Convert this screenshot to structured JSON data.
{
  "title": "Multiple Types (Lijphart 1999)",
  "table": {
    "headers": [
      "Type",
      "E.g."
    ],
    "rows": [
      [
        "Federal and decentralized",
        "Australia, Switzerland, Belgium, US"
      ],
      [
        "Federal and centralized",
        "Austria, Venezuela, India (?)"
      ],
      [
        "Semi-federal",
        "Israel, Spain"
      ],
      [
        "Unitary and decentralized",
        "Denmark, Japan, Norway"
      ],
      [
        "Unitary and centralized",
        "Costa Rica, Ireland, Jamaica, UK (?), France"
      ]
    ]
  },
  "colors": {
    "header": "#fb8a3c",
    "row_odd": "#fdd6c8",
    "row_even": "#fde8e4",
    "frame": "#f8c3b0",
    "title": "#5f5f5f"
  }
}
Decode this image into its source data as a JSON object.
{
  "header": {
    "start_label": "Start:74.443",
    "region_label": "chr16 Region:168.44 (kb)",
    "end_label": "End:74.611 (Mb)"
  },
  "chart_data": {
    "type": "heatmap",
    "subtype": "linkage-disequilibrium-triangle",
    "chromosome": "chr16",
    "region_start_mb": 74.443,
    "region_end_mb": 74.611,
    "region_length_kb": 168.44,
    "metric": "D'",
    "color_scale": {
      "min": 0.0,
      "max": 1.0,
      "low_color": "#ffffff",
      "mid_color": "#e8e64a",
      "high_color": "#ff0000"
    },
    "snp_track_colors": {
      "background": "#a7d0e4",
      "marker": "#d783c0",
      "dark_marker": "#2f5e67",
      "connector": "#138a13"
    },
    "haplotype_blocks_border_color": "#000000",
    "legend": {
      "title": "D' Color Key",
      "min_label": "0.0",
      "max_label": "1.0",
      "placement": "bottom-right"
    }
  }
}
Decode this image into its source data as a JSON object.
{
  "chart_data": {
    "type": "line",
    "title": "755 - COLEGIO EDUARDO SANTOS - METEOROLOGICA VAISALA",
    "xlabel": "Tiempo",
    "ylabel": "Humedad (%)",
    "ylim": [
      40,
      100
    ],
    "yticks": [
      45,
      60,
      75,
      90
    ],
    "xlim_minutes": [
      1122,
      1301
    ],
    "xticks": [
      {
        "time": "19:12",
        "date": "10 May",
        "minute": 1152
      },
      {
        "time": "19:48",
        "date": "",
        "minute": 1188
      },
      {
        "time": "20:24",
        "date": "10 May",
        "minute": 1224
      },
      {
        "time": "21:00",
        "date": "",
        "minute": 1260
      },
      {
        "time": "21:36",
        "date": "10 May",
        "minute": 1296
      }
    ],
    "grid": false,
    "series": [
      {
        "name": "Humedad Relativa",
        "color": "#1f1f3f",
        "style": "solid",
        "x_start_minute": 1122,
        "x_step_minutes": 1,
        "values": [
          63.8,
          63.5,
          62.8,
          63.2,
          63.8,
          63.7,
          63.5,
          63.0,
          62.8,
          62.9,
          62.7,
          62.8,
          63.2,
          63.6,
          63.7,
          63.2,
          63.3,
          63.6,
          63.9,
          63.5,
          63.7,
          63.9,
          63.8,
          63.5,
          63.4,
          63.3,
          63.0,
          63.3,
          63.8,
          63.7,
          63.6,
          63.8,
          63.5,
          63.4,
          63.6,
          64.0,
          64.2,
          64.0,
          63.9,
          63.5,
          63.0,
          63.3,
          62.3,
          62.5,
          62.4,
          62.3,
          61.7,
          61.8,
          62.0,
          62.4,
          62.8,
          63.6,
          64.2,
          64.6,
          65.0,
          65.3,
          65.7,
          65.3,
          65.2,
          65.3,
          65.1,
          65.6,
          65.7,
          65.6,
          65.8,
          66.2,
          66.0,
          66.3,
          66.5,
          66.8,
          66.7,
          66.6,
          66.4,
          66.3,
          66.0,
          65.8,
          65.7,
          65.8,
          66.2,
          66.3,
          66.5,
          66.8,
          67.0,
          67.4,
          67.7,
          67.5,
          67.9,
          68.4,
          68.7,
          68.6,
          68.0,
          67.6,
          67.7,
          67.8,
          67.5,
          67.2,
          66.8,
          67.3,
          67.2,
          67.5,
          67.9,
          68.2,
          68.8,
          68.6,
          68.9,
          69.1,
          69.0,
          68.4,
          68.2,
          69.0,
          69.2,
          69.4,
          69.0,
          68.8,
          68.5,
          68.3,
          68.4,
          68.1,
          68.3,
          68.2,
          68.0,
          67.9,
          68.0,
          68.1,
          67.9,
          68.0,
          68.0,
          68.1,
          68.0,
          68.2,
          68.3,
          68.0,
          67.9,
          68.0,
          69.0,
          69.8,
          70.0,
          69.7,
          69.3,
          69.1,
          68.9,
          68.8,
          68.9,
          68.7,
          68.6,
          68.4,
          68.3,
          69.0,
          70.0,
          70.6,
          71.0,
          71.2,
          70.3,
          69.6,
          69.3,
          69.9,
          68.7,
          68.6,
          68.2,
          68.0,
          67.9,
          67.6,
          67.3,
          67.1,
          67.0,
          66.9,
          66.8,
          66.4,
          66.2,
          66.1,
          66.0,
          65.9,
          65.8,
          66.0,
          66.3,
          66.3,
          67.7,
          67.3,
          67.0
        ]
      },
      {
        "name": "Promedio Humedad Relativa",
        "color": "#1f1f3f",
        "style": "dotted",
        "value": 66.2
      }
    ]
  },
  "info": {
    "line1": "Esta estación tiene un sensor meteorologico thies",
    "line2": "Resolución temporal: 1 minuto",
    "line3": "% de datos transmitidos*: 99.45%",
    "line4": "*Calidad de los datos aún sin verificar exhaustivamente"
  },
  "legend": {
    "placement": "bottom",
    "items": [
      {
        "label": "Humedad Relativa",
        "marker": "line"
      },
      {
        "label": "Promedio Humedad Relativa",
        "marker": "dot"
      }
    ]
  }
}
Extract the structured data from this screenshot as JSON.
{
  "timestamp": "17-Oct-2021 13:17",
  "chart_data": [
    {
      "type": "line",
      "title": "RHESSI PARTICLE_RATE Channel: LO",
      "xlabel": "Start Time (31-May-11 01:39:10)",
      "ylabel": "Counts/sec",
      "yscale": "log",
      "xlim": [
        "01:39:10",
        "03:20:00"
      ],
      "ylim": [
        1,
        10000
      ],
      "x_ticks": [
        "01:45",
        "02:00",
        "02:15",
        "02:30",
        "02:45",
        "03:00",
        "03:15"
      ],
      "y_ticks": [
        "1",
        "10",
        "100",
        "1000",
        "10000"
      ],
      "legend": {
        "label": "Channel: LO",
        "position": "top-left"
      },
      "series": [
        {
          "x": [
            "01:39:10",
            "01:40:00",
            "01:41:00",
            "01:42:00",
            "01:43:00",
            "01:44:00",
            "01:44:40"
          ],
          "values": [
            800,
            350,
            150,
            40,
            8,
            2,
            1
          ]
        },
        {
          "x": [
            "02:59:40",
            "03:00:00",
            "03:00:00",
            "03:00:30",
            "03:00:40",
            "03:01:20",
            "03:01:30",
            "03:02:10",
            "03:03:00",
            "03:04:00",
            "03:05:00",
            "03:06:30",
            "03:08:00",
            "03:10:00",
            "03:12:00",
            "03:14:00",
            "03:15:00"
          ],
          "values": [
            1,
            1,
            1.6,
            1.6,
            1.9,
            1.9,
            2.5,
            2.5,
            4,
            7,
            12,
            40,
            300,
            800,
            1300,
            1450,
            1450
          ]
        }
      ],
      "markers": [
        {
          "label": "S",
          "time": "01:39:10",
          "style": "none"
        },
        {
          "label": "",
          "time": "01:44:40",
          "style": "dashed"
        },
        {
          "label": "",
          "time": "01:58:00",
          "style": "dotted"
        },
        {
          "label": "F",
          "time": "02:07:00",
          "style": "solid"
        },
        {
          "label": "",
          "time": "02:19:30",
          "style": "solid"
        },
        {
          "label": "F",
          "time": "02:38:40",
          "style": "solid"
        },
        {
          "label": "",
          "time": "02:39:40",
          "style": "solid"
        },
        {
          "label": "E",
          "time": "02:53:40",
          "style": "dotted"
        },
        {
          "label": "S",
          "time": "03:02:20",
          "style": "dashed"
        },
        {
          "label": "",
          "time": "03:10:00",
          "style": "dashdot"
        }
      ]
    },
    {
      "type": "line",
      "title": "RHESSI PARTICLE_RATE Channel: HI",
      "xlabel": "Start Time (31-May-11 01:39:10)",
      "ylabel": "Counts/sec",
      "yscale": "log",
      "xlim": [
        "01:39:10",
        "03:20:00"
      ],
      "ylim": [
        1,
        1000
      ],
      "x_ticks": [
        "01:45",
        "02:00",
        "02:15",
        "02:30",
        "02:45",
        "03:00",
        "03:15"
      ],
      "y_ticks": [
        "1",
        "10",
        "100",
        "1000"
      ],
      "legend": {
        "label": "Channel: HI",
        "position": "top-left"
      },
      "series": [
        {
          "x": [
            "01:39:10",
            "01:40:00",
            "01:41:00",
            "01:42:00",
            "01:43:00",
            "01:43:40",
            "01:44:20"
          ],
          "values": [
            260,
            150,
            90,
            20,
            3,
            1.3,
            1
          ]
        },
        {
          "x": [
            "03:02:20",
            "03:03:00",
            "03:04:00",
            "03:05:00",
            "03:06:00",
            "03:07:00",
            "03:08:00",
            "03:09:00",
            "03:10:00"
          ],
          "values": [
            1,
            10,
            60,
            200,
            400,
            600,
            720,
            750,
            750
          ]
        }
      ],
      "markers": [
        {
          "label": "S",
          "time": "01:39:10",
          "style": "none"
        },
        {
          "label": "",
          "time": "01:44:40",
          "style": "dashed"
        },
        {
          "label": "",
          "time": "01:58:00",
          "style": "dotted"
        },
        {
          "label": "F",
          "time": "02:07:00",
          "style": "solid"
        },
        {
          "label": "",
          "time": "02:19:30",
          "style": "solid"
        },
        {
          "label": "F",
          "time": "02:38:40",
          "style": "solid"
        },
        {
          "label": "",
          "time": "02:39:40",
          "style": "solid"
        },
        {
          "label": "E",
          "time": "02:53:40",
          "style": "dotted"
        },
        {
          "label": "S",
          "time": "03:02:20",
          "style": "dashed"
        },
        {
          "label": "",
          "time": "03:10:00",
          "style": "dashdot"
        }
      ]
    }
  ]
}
*-*-*
The problem.
Write out each line of the data that holds the string "datos".

Finished task.
    "line3": "% de datos transmitidos*: 99.45%",
    "line4": "*Calidad de los datos aún sin verificar exhaustivamente"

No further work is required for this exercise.